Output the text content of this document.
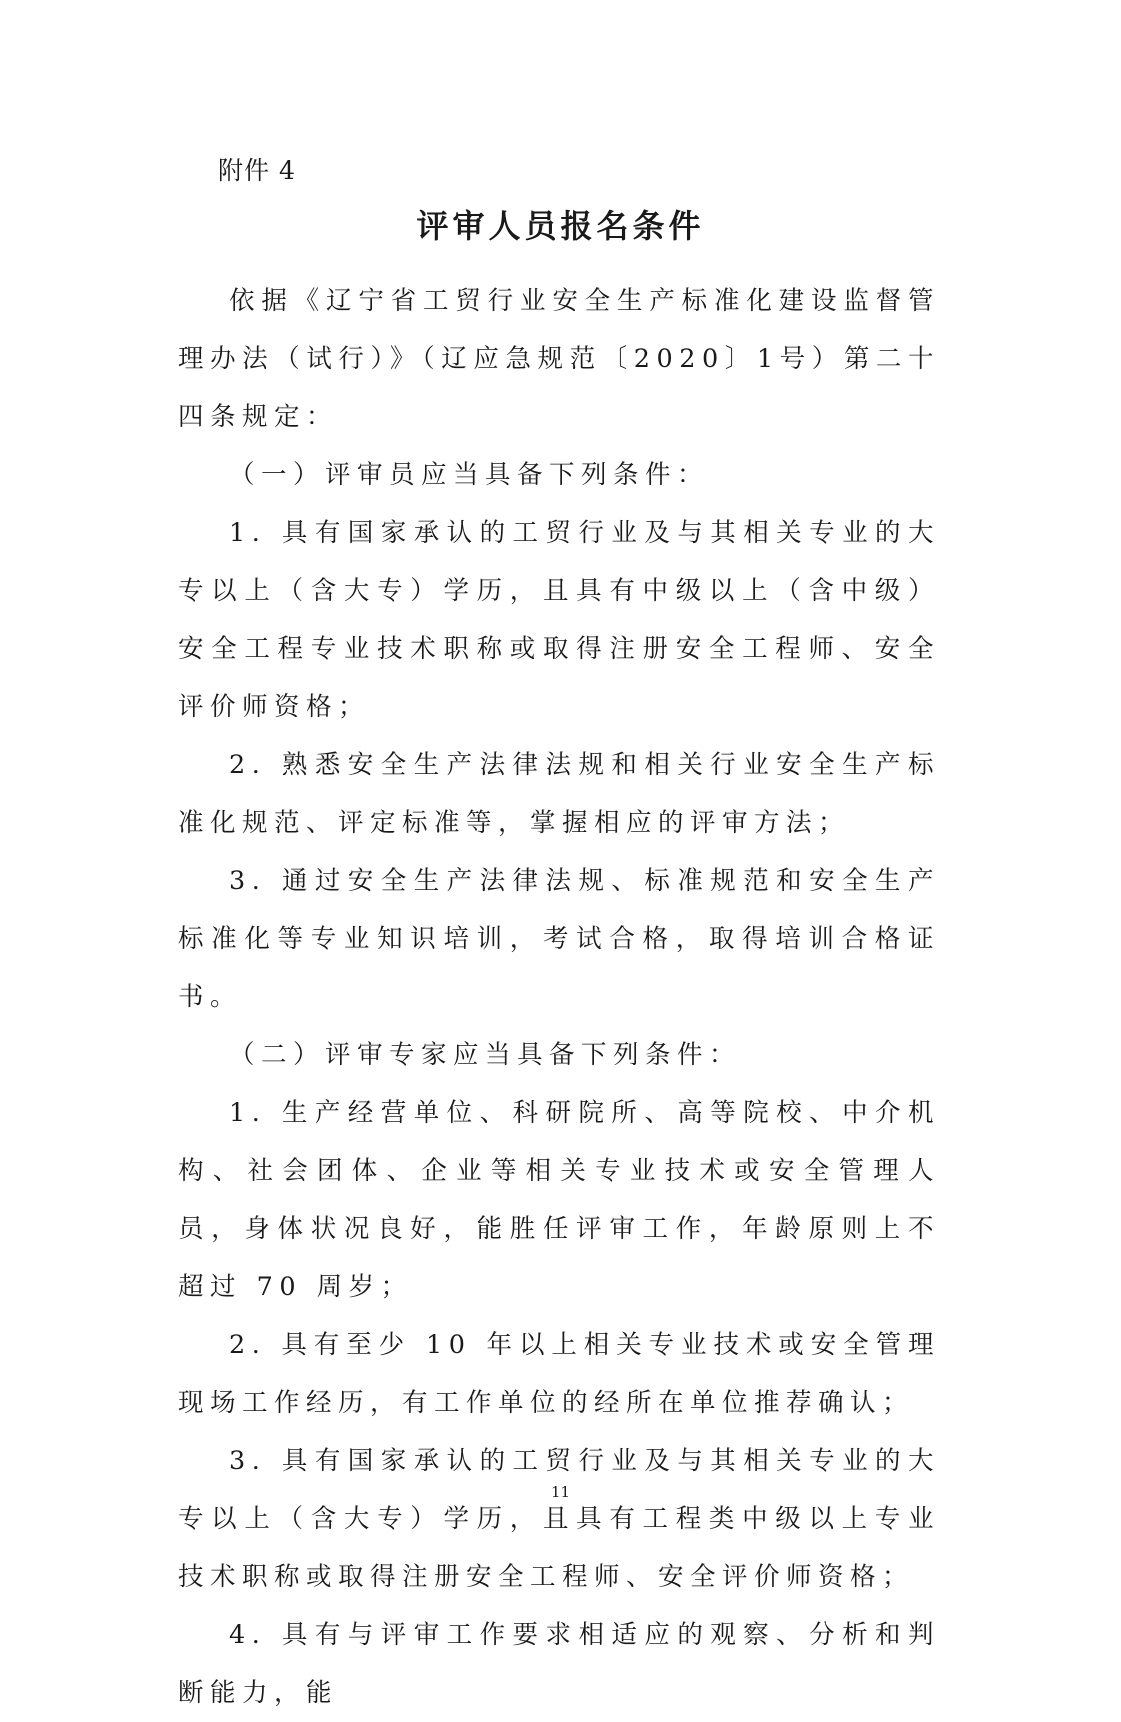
附件 4
评审人员报名条件

依据《辽宁省工贸行业安全生产标准化建设监督管理办法（试行）》（辽应急规范〔2020〕1号）第二十四条规定：

（一）评审员应当具备下列条件：

1. 具有国家承认的工贸行业及与其相关专业的大专以上（含大专）学历，且具有中级以上（含中级）安全工程专业技术职称或取得注册安全工程师、安全评价师资格；

2. 熟悉安全生产法律法规和相关行业安全生产标准化规范、评定标准等，掌握相应的评审方法；

3. 通过安全生产法律法规、标准规范和安全生产标准化等专业知识培训，考试合格，取得培训合格证书。

（二）评审专家应当具备下列条件：

1. 生产经营单位、科研院所、高等院校、中介机构、社会团体、企业等相关专业技术或安全管理人员，身体状况良好，能胜任评审工作，年龄原则上不超过 70 周岁；

2. 具有至少 10 年以上相关专业技术或安全管理现场工作经历，有工作单位的经所在单位推荐确认；

3. 具有国家承认的工贸行业及与其相关专业的大专以上（含大专）学历，且具有工程类中级以上专业技术职称或取得注册安全工程师、安全评价师资格；

4. 具有与评审工作要求相适应的观察、分析和判断能力，能

11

..........

Written exercise:
Go through the entries above and output them exactly, without pictures.

Exercise response:
Output the text content of this document.
附件 4
评审人员报名条件

依据《辽宁省工贸行业安全生产标准化建设监督管理办法（试行）》（辽应急规范〔2020〕1号）第二十四条规定：

（一）评审员应当具备下列条件：

1. 具有国家承认的工贸行业及与其相关专业的大专以上（含大专）学历，且具有中级以上（含中级）安全工程专业技术职称或取得注册安全工程师、安全评价师资格；

2. 熟悉安全生产法律法规和相关行业安全生产标准化规范、评定标准等，掌握相应的评审方法；

3. 通过安全生产法律法规、标准规范和安全生产标准化等专业知识培训，考试合格，取得培训合格证书。

（二）评审专家应当具备下列条件：

1. 生产经营单位、科研院所、高等院校、中介机构、社会团体、企业等相关专业技术或安全管理人员，身体状况良好，能胜任评审工作，年龄原则上不超过 70 周岁；

2. 具有至少 10 年以上相关专业技术或安全管理现场工作经历，有工作单位的经所在单位推荐确认；

3. 具有国家承认的工贸行业及与其相关专业的大专以上（含大专）学历，且具有工程类中级以上专业技术职称或取得注册安全工程师、安全评价师资格；

4. 具有与评审工作要求相适应的观察、分析和判断能力，能

11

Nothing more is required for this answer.